ACTIVITY: For each line below that holds "upplever", return the line as it stands.

Data items:
********

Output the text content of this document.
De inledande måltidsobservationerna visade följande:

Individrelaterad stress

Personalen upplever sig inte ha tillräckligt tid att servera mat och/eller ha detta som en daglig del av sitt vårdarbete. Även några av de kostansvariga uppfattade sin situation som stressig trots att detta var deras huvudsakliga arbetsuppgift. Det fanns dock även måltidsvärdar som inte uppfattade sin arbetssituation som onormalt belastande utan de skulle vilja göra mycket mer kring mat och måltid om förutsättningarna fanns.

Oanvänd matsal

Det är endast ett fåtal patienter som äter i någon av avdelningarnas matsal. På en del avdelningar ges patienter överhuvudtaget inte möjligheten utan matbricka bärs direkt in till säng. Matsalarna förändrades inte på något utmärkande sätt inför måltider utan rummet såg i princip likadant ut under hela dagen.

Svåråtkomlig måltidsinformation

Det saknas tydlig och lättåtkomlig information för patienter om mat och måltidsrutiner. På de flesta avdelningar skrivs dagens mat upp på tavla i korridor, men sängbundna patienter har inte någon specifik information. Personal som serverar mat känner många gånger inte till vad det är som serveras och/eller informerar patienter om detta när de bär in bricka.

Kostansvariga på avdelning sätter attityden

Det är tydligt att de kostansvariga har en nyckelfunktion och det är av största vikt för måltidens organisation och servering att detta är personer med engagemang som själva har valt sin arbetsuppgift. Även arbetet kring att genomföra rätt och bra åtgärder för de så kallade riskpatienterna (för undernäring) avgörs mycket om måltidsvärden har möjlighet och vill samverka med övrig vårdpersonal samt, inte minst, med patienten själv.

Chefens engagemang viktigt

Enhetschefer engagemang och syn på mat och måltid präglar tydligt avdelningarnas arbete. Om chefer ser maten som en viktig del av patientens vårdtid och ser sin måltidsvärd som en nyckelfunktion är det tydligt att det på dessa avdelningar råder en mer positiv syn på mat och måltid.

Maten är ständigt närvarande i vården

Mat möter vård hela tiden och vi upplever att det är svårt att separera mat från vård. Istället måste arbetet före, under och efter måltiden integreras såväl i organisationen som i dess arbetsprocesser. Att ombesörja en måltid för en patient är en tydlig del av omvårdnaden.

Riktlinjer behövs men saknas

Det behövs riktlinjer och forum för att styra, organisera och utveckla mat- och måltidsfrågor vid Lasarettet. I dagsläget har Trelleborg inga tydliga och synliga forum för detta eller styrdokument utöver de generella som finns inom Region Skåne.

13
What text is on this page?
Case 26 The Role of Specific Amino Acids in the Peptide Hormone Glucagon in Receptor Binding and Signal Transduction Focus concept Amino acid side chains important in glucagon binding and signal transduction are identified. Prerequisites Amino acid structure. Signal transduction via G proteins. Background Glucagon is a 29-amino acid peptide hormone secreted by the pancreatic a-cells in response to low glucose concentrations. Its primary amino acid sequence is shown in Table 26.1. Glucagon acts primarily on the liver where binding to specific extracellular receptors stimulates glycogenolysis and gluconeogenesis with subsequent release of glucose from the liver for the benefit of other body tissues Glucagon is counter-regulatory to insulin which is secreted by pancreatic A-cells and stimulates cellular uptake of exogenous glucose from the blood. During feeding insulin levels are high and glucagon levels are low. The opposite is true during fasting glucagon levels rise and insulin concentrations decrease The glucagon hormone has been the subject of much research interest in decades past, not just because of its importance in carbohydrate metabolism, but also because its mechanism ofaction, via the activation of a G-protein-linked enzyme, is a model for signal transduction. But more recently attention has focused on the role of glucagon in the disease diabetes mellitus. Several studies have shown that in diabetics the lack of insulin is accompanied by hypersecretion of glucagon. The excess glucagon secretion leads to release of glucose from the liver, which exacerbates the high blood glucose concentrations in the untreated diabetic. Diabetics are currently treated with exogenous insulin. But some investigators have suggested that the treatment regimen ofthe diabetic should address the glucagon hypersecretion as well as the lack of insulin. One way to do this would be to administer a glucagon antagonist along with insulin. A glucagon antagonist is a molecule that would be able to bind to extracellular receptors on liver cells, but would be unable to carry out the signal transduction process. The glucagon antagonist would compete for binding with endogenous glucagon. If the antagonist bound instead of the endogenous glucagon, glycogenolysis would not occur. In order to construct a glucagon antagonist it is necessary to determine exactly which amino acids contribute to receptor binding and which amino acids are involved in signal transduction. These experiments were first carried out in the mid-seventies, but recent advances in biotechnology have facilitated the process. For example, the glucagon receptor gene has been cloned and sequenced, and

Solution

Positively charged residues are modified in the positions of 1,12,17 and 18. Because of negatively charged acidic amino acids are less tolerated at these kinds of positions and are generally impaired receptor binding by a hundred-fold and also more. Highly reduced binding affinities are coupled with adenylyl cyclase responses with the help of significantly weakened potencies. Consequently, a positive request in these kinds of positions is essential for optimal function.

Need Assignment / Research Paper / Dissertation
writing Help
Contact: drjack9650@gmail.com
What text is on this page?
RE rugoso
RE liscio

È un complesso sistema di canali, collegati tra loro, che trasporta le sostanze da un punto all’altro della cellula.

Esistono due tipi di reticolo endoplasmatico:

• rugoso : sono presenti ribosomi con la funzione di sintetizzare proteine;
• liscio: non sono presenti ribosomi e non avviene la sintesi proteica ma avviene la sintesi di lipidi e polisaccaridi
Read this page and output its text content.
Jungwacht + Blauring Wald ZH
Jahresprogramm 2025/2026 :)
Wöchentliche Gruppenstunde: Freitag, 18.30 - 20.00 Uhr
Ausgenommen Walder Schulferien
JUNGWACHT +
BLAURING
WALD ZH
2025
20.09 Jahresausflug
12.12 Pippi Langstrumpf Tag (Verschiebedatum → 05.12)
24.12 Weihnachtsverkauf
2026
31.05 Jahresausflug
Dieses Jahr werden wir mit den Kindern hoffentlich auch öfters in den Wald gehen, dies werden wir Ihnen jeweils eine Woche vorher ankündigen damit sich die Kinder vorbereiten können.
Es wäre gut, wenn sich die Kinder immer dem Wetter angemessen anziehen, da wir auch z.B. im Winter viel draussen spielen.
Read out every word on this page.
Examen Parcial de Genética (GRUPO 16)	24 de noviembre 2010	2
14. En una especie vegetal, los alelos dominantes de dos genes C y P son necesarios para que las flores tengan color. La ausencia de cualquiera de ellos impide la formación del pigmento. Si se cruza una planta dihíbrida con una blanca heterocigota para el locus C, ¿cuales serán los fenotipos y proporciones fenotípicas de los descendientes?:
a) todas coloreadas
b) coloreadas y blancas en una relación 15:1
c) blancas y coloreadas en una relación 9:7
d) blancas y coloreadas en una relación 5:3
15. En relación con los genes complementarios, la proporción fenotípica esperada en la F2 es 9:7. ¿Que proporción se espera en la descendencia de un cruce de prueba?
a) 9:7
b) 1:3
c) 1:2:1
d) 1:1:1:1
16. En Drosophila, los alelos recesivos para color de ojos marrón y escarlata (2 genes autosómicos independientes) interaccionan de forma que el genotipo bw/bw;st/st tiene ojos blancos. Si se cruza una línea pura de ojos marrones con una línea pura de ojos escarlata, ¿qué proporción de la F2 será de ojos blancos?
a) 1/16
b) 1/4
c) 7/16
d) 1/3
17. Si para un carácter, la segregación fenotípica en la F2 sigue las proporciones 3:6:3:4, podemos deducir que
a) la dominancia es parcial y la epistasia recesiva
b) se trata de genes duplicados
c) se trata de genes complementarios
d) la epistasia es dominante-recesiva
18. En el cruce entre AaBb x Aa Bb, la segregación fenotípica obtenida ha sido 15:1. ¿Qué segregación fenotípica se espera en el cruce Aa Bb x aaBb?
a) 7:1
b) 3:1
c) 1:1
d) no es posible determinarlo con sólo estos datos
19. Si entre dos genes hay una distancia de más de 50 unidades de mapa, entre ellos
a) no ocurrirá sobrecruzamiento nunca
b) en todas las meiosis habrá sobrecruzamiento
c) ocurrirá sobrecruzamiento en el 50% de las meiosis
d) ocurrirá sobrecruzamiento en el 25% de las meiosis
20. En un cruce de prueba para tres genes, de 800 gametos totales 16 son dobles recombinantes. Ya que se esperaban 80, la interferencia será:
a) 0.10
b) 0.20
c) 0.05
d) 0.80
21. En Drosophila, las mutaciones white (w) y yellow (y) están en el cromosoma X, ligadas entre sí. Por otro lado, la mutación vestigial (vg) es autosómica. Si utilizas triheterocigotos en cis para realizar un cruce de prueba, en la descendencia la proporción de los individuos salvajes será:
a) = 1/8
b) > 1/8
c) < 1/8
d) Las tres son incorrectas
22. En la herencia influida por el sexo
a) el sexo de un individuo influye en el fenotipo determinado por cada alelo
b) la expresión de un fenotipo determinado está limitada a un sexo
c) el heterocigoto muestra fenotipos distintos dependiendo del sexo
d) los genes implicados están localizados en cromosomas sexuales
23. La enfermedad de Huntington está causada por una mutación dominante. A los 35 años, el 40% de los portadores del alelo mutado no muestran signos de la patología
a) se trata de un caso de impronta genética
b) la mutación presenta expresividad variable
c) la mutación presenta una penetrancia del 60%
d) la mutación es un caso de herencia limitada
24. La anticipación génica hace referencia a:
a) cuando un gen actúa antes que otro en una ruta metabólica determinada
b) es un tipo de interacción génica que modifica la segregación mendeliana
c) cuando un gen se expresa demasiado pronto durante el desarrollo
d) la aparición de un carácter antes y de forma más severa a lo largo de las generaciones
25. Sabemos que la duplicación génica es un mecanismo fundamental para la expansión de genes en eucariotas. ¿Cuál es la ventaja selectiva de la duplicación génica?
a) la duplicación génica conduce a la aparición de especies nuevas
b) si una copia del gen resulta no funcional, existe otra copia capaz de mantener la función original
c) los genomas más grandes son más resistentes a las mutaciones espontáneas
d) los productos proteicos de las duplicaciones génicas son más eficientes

********

SOLUTION TO THE PROBLEM:
Personalen upplever sig inte ha tillräckligt tid att servera mat och/eller ha detta som en daglig del av sitt vårdarbete. Även några av de kostansvariga uppfattade sin situation som stressig trots att detta var deras huvudsakliga arbetsuppgift. Det fanns dock även måltidsvärdar som inte uppfattade sin arbetssituation som onormalt belastande utan de skulle vilja göra mycket mer kring mat och måltid om förutsättningarna fanns.
Mat möter vård hela tiden och vi upplever att det är svårt att separera mat från vård. Istället måste arbetet före, under och efter måltiden integreras såväl i organisationen som i dess arbetsprocesser. Att ombesörja en måltid för en patient är en tydlig del av omvårdnaden.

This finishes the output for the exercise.